Collected data
+ + + + + + +
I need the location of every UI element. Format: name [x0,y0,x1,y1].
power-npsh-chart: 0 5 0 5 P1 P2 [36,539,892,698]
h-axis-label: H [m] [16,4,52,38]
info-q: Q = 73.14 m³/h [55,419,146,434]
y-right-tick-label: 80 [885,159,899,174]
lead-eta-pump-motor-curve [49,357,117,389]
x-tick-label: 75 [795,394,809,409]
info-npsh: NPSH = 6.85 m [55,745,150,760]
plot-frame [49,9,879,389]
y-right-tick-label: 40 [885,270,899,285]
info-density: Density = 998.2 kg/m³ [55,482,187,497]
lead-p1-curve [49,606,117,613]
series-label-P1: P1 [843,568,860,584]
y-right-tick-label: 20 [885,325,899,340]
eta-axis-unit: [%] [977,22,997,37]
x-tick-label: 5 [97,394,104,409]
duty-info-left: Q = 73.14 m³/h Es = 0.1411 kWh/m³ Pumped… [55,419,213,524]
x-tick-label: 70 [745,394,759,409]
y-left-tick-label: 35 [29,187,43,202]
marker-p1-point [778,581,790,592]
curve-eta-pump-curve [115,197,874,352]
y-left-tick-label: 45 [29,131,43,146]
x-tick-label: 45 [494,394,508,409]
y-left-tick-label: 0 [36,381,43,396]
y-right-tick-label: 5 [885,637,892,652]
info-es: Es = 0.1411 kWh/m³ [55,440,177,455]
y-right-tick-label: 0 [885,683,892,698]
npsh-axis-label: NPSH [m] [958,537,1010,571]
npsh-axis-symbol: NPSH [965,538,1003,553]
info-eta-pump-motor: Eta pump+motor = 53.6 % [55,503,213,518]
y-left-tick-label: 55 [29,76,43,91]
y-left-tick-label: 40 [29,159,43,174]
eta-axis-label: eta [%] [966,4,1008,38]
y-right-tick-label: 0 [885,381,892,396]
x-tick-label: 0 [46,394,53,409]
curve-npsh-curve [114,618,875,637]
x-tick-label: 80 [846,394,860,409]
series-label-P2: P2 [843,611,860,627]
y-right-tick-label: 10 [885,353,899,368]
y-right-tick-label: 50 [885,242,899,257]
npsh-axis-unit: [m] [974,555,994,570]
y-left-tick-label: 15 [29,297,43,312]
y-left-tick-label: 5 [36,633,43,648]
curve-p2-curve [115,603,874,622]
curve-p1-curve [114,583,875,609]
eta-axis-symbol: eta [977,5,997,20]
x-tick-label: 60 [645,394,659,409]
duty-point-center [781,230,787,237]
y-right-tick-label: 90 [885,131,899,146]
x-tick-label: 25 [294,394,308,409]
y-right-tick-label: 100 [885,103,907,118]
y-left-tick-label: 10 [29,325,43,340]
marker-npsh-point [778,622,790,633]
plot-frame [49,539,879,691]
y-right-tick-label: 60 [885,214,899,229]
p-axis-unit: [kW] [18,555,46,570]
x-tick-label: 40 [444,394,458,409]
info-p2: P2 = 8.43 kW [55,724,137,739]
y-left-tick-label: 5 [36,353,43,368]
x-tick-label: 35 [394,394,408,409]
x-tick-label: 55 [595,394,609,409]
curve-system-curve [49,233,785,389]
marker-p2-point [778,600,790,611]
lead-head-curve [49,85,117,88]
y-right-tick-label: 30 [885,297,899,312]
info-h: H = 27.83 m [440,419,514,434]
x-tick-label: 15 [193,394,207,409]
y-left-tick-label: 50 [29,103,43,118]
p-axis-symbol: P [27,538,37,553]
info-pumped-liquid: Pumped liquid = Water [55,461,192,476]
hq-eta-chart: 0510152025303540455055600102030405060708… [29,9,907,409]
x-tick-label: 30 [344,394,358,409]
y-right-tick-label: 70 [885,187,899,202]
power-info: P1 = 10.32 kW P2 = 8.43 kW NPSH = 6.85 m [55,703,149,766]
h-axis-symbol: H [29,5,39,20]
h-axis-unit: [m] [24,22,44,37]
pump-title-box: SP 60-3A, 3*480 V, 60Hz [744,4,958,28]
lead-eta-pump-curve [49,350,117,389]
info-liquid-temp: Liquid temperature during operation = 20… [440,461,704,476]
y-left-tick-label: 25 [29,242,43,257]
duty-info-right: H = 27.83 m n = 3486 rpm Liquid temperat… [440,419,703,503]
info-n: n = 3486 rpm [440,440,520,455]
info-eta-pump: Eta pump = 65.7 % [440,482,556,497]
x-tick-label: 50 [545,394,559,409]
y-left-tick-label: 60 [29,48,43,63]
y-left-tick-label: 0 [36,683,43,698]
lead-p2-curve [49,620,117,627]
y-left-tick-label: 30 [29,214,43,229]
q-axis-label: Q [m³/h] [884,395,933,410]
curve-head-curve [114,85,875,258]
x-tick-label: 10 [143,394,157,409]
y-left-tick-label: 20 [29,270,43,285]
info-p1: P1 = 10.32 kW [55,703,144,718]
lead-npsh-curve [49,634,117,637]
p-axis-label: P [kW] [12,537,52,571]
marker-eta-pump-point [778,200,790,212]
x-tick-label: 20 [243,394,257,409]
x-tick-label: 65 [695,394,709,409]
+ + + + + + +
**The problem:**
Reproduce the lines of the material above without any changes.

**Right answer:**
I need the location of every UI element. Format: name [x0,y0,x1,y1].
power-npsh-chart: 0 5 0 5 P1 P2 [36,539,892,698]
h-axis-label: H [m] [16,4,52,38]
info-q: Q = 73.14 m³/h [55,419,146,434]
y-right-tick-label: 80 [885,159,899,174]
lead-eta-pump-motor-curve [49,357,117,389]
x-tick-label: 75 [795,394,809,409]
info-npsh: NPSH = 6.85 m [55,745,150,760]
plot-frame [49,9,879,389]
y-right-tick-label: 40 [885,270,899,285]
info-density: Density = 998.2 kg/m³ [55,482,187,497]
lead-p1-curve [49,606,117,613]
series-label-P1: P1 [843,568,860,584]
y-right-tick-label: 20 [885,325,899,340]
eta-axis-unit: [%] [977,22,997,37]
x-tick-label: 5 [97,394,104,409]
duty-info-left: Q = 73.14 m³/h Es = 0.1411 kWh/m³ Pumped… [55,419,213,524]
x-tick-label: 70 [745,394,759,409]
y-left-tick-label: 35 [29,187,43,202]
marker-p1-point [778,581,790,592]
curve-eta-pump-curve [115,197,874,352]
y-left-tick-label: 45 [29,131,43,146]
x-tick-label: 45 [494,394,508,409]
y-left-tick-label: 0 [36,381,43,396]
y-right-tick-label: 5 [885,637,892,652]
info-es: Es = 0.1411 kWh/m³ [55,440,177,455]
y-right-tick-label: 0 [885,683,892,698]
npsh-axis-label: NPSH [m] [958,537,1010,571]
npsh-axis-symbol: NPSH [965,538,1003,553]
info-eta-pump-motor: Eta pump+motor = 53.6 % [55,503,213,518]
y-left-tick-label: 55 [29,76,43,91]
y-left-tick-label: 40 [29,159,43,174]
eta-axis-label: eta [%] [966,4,1008,38]
y-right-tick-label: 0 [885,381,892,396]
x-tick-label: 0 [46,394,53,409]
curve-npsh-curve [114,618,875,637]
x-tick-label: 80 [846,394,860,409]
series-label-P2: P2 [843,611,860,627]
y-right-tick-label: 10 [885,353,899,368]
y-right-tick-label: 50 [885,242,899,257]
npsh-axis-unit: [m] [974,555,994,570]
y-left-tick-label: 15 [29,297,43,312]
y-left-tick-label: 5 [36,633,43,648]
curve-p2-curve [115,603,874,622]
curve-p1-curve [114,583,875,609]
eta-axis-symbol: eta [977,5,997,20]
x-tick-label: 60 [645,394,659,409]
duty-point-center [781,230,787,237]
y-right-tick-label: 90 [885,131,899,146]
x-tick-label: 25 [294,394,308,409]
y-right-tick-label: 100 [885,103,907,118]
y-left-tick-label: 10 [29,325,43,340]
marker-npsh-point [778,622,790,633]
plot-frame [49,539,879,691]
y-right-tick-label: 60 [885,214,899,229]
p-axis-unit: [kW] [18,555,46,570]
x-tick-label: 40 [444,394,458,409]
info-p2: P2 = 8.43 kW [55,724,137,739]
y-left-tick-label: 5 [36,353,43,368]
x-tick-label: 35 [394,394,408,409]
x-tick-label: 55 [595,394,609,409]
curve-system-curve [49,233,785,389]
marker-p2-point [778,600,790,611]
lead-head-curve [49,85,117,88]
y-right-tick-label: 30 [885,297,899,312]
info-h: H = 27.83 m [440,419,514,434]
x-tick-label: 15 [193,394,207,409]
y-left-tick-label: 50 [29,103,43,118]
p-axis-symbol: P [27,538,37,553]
info-pumped-liquid: Pumped liquid = Water [55,461,192,476]
hq-eta-chart: 0510152025303540455055600102030405060708… [29,9,907,409]
x-tick-label: 30 [344,394,358,409]
y-right-tick-label: 70 [885,187,899,202]
power-info: P1 = 10.32 kW P2 = 8.43 kW NPSH = 6.85 m [55,703,149,766]
h-axis-symbol: H [29,5,39,20]
h-axis-unit: [m] [24,22,44,37]
pump-title-box: SP 60-3A, 3*480 V, 60Hz [744,4,958,28]
lead-eta-pump-curve [49,350,117,389]
info-liquid-temp: Liquid temperature during operation = 20… [440,461,704,476]
y-left-tick-label: 25 [29,242,43,257]
duty-info-right: H = 27.83 m n = 3486 rpm Liquid temperat… [440,419,703,503]
info-n: n = 3486 rpm [440,440,520,455]
info-eta-pump: Eta pump = 65.7 % [440,482,556,497]
x-tick-label: 50 [545,394,559,409]
y-left-tick-label: 60 [29,48,43,63]
y-left-tick-label: 0 [36,683,43,698]
lead-p2-curve [49,620,117,627]
y-left-tick-label: 30 [29,214,43,229]
q-axis-label: Q [m³/h] [884,395,933,410]
curve-head-curve [114,85,875,258]
x-tick-label: 10 [143,394,157,409]
y-left-tick-label: 20 [29,270,43,285]
info-p1: P1 = 10.32 kW [55,703,144,718]
lead-npsh-curve [49,634,117,637]
p-axis-label: P [kW] [12,537,52,571]
marker-eta-pump-point [778,200,790,212]
x-tick-label: 20 [243,394,257,409]
x-tick-label: 65 [695,394,709,409]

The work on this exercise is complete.